-------- INFORMATION SHOWN --------

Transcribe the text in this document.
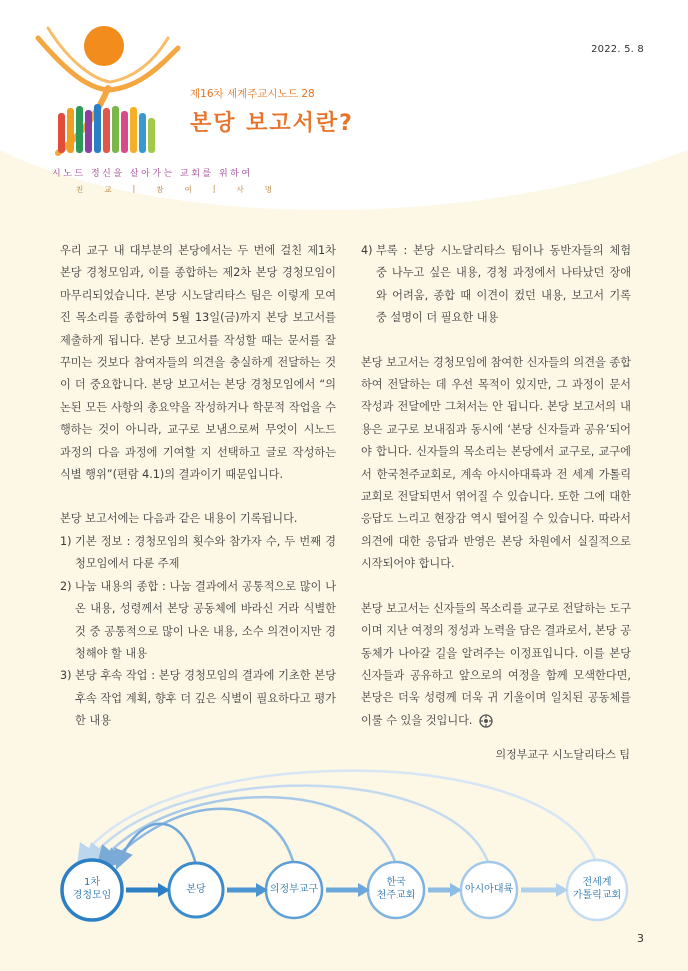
2022. 5. 8
제16차 세계주교시노드 28
본당 보고서란?
시노드 정신을 살아가는 교회를 위하여
친	교	|	참	여	|	사	명

우리 교구 내 대부분의 본당에서는 두 번에 걸친 제1차 본당 경청모임과, 이를 종합하는 제2차 본당 경청모임이 마무리되었습니다. 본당 시노달리타스 팀은 이렇게 모여진 목소리를 종합하여 5월 13일(금)까지 본당 보고서를 제출하게 됩니다. 본당 보고서를 작성할 때는 문서를 잘 꾸미는 것보다 참여자들의 의견을 충실하게 전달하는 것이 더 중요합니다. 본당 보고서는 본당 경청모임에서 “의논된 모든 사항의 총요약을 작성하거나 학문적 작업을 수행하는 것이 아니라, 교구로 보냄으로써 무엇이 시노드 과정의 다음 과정에 기여할 지 선택하고 글로 작성하는 식별 행위”(편람 4.1)의 결과이기 때문입니다.

본당 보고서에는 다음과 같은 내용이 기록됩니다.

1) 기본 정보 : 경청모임의 횟수와 참가자 수, 두 번째 경청모임에서 다룬 주제
2) 나눔 내용의 종합 : 나눔 결과에서 공통적으로 많이 나온 내용, 성령께서 본당 공동체에 바라신 거라 식별한 것 중 공통적으로 많이 나온 내용, 소수 의견이지만 경청해야 할 내용
3) 본당 후속 작업 : 본당 경청모임의 결과에 기초한 본당 후속 작업 계획, 향후 더 깊은 식별이 필요하다고 평가한 내용
4) 부록 : 본당 시노달리타스 팀이나 동반자들의 체험 중 나누고 싶은 내용, 경청 과정에서 나타났던 장애와 어려움, 종합 때 이견이 컸던 내용, 보고서 기록 중 설명이 더 필요한 내용

본당 보고서는 경청모임에 참여한 신자들의 의견을 종합하여 전달하는 데 우선 목적이 있지만, 그 과정이 문서 작성과 전달에만 그쳐서는 안 됩니다. 본당 보고서의 내용은 교구로 보내짐과 동시에 ‘본당 신자들과 공유’되어야 합니다. 신자들의 목소리는 본당에서 교구로, 교구에서 한국천주교회로, 계속 아시아대륙과 전 세계 가톨릭교회로 전달되면서 엮어질 수 있습니다. 또한 그에 대한 응답도 느리고 현장감 역시 떨어질 수 있습니다. 따라서 의견에 대한 응답과 반영은 본당 차원에서 실질적으로 시작되어야 합니다.

본당 보고서는 신자들의 목소리를 교구로 전달하는 도구이며 지난 여정의 정성과 노력을 담은 결과로서, 본당 공동체가 나아갈 길을 알려주는 이정표입니다. 이를 본당 신자들과 공유하고 앞으로의 여정을 함께 모색한다면, 본당은 더욱 성령께 더욱 귀 기울이며 일치된 공동체를 이룰 수 있을 것입니다.

의정부교구 시노달리타스 팀
1차
경청모임
본당	의정부교구
한국
천주교회
아시아대륙
전세계
가톨릭교회
3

--------

YOUR TASK:
Show every line in the entries where the string "경청모임에서" occurs.

EXERCISE OUTPUT:
우리 교구 내 대부분의 본당에서는 두 번에 걸친 제1차 본당 경청모임과, 이를 종합하는 제2차 본당 경청모임이 마무리되었습니다. 본당 시노달리타스 팀은 이렇게 모여진 목소리를 종합하여 5월 13일(금)까지 본당 보고서를 제출하게 됩니다. 본당 보고서를 작성할 때는 문서를 잘 꾸미는 것보다 참여자들의 의견을 충실하게 전달하는 것이 더 중요합니다. 본당 보고서는 본당 경청모임에서 “의논된 모든 사항의 총요약을 작성하거나 학문적 작업을 수행하는 것이 아니라, 교구로 보냄으로써 무엇이 시노드 과정의 다음 과정에 기여할 지 선택하고 글로 작성하는 식별 행위”(편람 4.1)의 결과이기 때문입니다.
1) 기본 정보 : 경청모임의 횟수와 참가자 수, 두 번째 경청모임에서 다룬 주제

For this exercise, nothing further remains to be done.